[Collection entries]
============
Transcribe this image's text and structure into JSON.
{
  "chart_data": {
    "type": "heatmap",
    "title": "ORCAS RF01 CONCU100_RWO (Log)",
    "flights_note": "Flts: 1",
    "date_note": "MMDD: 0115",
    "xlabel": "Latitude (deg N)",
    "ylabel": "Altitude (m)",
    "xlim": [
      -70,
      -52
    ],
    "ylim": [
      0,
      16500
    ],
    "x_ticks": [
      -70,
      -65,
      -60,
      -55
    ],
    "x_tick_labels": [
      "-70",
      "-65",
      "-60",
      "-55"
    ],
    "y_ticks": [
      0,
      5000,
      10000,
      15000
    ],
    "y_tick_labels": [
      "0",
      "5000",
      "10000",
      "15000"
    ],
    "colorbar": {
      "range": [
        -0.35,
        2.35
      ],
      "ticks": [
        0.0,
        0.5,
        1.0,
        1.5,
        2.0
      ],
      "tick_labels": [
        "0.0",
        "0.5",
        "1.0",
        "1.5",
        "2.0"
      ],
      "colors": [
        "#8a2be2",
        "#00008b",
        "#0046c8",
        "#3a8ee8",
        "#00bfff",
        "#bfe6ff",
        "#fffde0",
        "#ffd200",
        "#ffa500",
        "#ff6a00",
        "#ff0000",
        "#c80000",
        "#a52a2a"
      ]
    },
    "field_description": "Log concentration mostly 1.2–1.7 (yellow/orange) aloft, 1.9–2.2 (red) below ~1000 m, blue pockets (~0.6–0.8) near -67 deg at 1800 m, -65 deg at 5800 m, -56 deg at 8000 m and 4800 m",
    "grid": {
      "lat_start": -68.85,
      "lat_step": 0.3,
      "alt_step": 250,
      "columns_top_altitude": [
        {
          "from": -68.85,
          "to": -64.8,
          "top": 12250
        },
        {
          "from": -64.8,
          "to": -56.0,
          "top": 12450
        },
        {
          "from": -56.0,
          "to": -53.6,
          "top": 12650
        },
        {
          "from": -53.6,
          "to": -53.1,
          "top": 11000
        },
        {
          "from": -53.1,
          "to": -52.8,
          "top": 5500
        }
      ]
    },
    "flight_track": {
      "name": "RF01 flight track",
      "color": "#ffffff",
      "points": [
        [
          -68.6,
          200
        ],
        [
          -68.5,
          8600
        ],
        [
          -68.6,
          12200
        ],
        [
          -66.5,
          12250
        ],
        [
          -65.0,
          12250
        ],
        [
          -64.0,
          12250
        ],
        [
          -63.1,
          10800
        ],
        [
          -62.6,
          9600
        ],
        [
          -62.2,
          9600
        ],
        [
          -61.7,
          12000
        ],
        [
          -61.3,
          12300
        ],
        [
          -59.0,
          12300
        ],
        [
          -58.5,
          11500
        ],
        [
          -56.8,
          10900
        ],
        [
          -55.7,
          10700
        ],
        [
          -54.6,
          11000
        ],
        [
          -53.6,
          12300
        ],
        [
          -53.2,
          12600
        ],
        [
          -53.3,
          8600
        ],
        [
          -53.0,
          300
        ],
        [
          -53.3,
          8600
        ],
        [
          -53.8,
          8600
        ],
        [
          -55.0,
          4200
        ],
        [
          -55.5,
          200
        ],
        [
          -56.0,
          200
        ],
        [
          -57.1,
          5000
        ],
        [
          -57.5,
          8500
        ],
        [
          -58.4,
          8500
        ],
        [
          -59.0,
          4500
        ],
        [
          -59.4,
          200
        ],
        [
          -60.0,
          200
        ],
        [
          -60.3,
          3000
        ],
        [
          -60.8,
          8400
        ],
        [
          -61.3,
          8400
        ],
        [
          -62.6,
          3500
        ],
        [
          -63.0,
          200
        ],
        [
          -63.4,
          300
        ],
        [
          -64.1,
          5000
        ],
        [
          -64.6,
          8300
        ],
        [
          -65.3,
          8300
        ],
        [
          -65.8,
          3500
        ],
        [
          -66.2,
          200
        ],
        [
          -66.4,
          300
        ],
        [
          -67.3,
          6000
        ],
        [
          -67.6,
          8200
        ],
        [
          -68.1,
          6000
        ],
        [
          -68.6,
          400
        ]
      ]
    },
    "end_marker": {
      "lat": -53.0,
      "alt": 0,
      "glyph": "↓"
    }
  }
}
============
**What you are asked to do:**
Return the entries above exactly, each one complete.

**Full answer:**
Transcribe this image's text and structure into JSON.
{
  "chart_data": {
    "type": "heatmap",
    "title": "ORCAS RF01 CONCU100_RWO (Log)",
    "flights_note": "Flts: 1",
    "date_note": "MMDD: 0115",
    "xlabel": "Latitude (deg N)",
    "ylabel": "Altitude (m)",
    "xlim": [
      -70,
      -52
    ],
    "ylim": [
      0,
      16500
    ],
    "x_ticks": [
      -70,
      -65,
      -60,
      -55
    ],
    "x_tick_labels": [
      "-70",
      "-65",
      "-60",
      "-55"
    ],
    "y_ticks": [
      0,
      5000,
      10000,
      15000
    ],
    "y_tick_labels": [
      "0",
      "5000",
      "10000",
      "15000"
    ],
    "colorbar": {
      "range": [
        -0.35,
        2.35
      ],
      "ticks": [
        0.0,
        0.5,
        1.0,
        1.5,
        2.0
      ],
      "tick_labels": [
        "0.0",
        "0.5",
        "1.0",
        "1.5",
        "2.0"
      ],
      "colors": [
        "#8a2be2",
        "#00008b",
        "#0046c8",
        "#3a8ee8",
        "#00bfff",
        "#bfe6ff",
        "#fffde0",
        "#ffd200",
        "#ffa500",
        "#ff6a00",
        "#ff0000",
        "#c80000",
        "#a52a2a"
      ]
    },
    "field_description": "Log concentration mostly 1.2–1.7 (yellow/orange) aloft, 1.9–2.2 (red) below ~1000 m, blue pockets (~0.6–0.8) near -67 deg at 1800 m, -65 deg at 5800 m, -56 deg at 8000 m and 4800 m",
    "grid": {
      "lat_start": -68.85,
      "lat_step": 0.3,
      "alt_step": 250,
      "columns_top_altitude": [
        {
          "from": -68.85,
          "to": -64.8,
          "top": 12250
        },
        {
          "from": -64.8,
          "to": -56.0,
          "top": 12450
        },
        {
          "from": -56.0,
          "to": -53.6,
          "top": 12650
        },
        {
          "from": -53.6,
          "to": -53.1,
          "top": 11000
        },
        {
          "from": -53.1,
          "to": -52.8,
          "top": 5500
        }
      ]
    },
    "flight_track": {
      "name": "RF01 flight track",
      "color": "#ffffff",
      "points": [
        [
          -68.6,
          200
        ],
        [
          -68.5,
          8600
        ],
        [
          -68.6,
          12200
        ],
        [
          -66.5,
          12250
        ],
        [
          -65.0,
          12250
        ],
        [
          -64.0,
          12250
        ],
        [
          -63.1,
          10800
        ],
        [
          -62.6,
          9600
        ],
        [
          -62.2,
          9600
        ],
        [
          -61.7,
          12000
        ],
        [
          -61.3,
          12300
        ],
        [
          -59.0,
          12300
        ],
        [
          -58.5,
          11500
        ],
        [
          -56.8,
          10900
        ],
        [
          -55.7,
          10700
        ],
        [
          -54.6,
          11000
        ],
        [
          -53.6,
          12300
        ],
        [
          -53.2,
          12600
        ],
        [
          -53.3,
          8600
        ],
        [
          -53.0,
          300
        ],
        [
          -53.3,
          8600
        ],
        [
          -53.8,
          8600
        ],
        [
          -55.0,
          4200
        ],
        [
          -55.5,
          200
        ],
        [
          -56.0,
          200
        ],
        [
          -57.1,
          5000
        ],
        [
          -57.5,
          8500
        ],
        [
          -58.4,
          8500
        ],
        [
          -59.0,
          4500
        ],
        [
          -59.4,
          200
        ],
        [
          -60.0,
          200
        ],
        [
          -60.3,
          3000
        ],
        [
          -60.8,
          8400
        ],
        [
          -61.3,
          8400
        ],
        [
          -62.6,
          3500
        ],
        [
          -63.0,
          200
        ],
        [
          -63.4,
          300
        ],
        [
          -64.1,
          5000
        ],
        [
          -64.6,
          8300
        ],
        [
          -65.3,
          8300
        ],
        [
          -65.8,
          3500
        ],
        [
          -66.2,
          200
        ],
        [
          -66.4,
          300
        ],
        [
          -67.3,
          6000
        ],
        [
          -67.6,
          8200
        ],
        [
          -68.1,
          6000
        ],
        [
          -68.6,
          400
        ]
      ]
    },
    "end_marker": {
      "lat": -53.0,
      "alt": 0,
      "glyph": "↓"
    }
  }
}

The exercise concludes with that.